* _Written request_: Count each line below that has "username" anywhere in it. Answer with the total alone.

* _Provided information_:

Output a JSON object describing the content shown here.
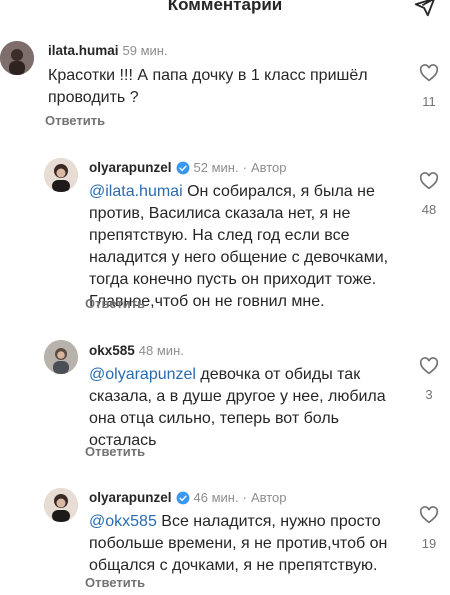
{
  "header": {
    "title": "Комментарии"
  },
  "icons": {
    "send": "send-icon",
    "like": "heart-outline-icon",
    "verified": "verified-badge-icon"
  },
  "colors": {
    "mention": "#2a6bb0",
    "verified": "#3897f0",
    "text": "#262626",
    "muted": "#8e8e8e"
  },
  "comments": [
    {
      "username": "ilata.humai",
      "time": "59 мин.",
      "author_tag": "",
      "mention": "",
      "text": "Красотки !!! А папа дочку в 1 класс пришёл\nпроводить ?",
      "reply_label": "Ответить",
      "likes": "11"
    },
    {
      "username": "olyarapunzel",
      "time": "52 мин.",
      "author_tag": "Автор",
      "mention": "@ilata.humai",
      "text": " Он собирался, я была не\nпротив, Василиса сказала нет, я не\nпрепятствую. На след год если все\nналадится у него общение с девочками,\nтогда конечно пусть он приходит тоже.\nГлавное,чтоб он не говнил мне.",
      "reply_label": "Ответить",
      "likes": "48"
    },
    {
      "username": "okx585",
      "time": "48 мин.",
      "author_tag": "",
      "mention": "@olyarapunzel",
      "text": " девочка от обиды так\nсказала, а в душе другое у нее, любила\nона отца сильно, теперь вот боль\nосталась",
      "reply_label": "Ответить",
      "likes": "3"
    },
    {
      "username": "olyarapunzel",
      "time": "46 мин.",
      "author_tag": "Автор",
      "mention": "@okx585",
      "text": " Все наладится, нужно просто\nпобольше времени, я не против,чтоб он\nобщался с дочками, я не препятствую.",
      "reply_label": "Ответить",
      "likes": "19"
    }
  ]
}
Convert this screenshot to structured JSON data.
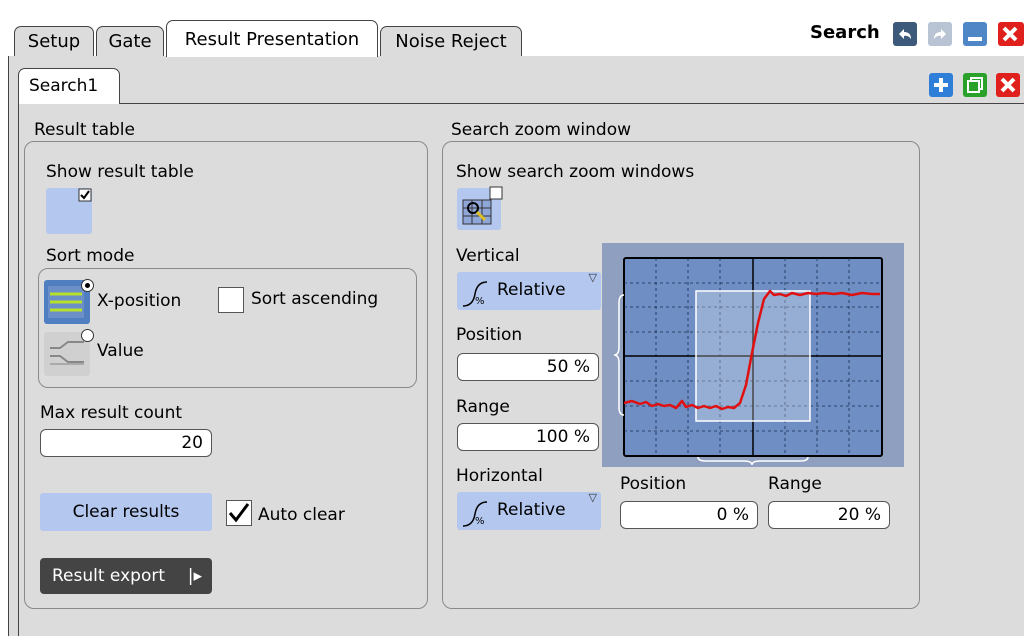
{
  "window": {
    "title": "Search"
  },
  "tabs": [
    {
      "label": "Setup"
    },
    {
      "label": "Gate"
    },
    {
      "label": "Result Presentation"
    },
    {
      "label": "Noise Reject"
    }
  ],
  "subtab": {
    "label": "Search1"
  },
  "result_table": {
    "title": "Result table",
    "show_label": "Show result table",
    "show_checked": true,
    "sort_mode_label": "Sort mode",
    "sort_options": [
      {
        "label": "X-position",
        "selected": true
      },
      {
        "label": "Value",
        "selected": false
      }
    ],
    "sort_ascending_label": "Sort ascending",
    "sort_ascending_checked": false,
    "max_count_label": "Max result count",
    "max_count_value": "20",
    "clear_label": "Clear results",
    "auto_clear_label": "Auto clear",
    "auto_clear_checked": true,
    "export_label": "Result export"
  },
  "zoom": {
    "title": "Search zoom window",
    "show_label": "Show search zoom windows",
    "show_checked": false,
    "vertical_label": "Vertical",
    "vertical_mode": "Relative",
    "v_position_label": "Position",
    "v_position_value": "50 %",
    "v_range_label": "Range",
    "v_range_value": "100 %",
    "horizontal_label": "Horizontal",
    "horizontal_mode": "Relative",
    "h_position_label": "Position",
    "h_position_value": "0 %",
    "h_range_label": "Range",
    "h_range_value": "20 %"
  },
  "colors": {
    "accent": "#b3c7ef",
    "panel": "#dcdcdc",
    "close_red": "#e0201c",
    "add_blue": "#2f7fd8",
    "copy_green": "#2aa12a",
    "trace_red": "#e01010",
    "screen_bg": "#8f9fbf"
  }
}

* _Task output_: 4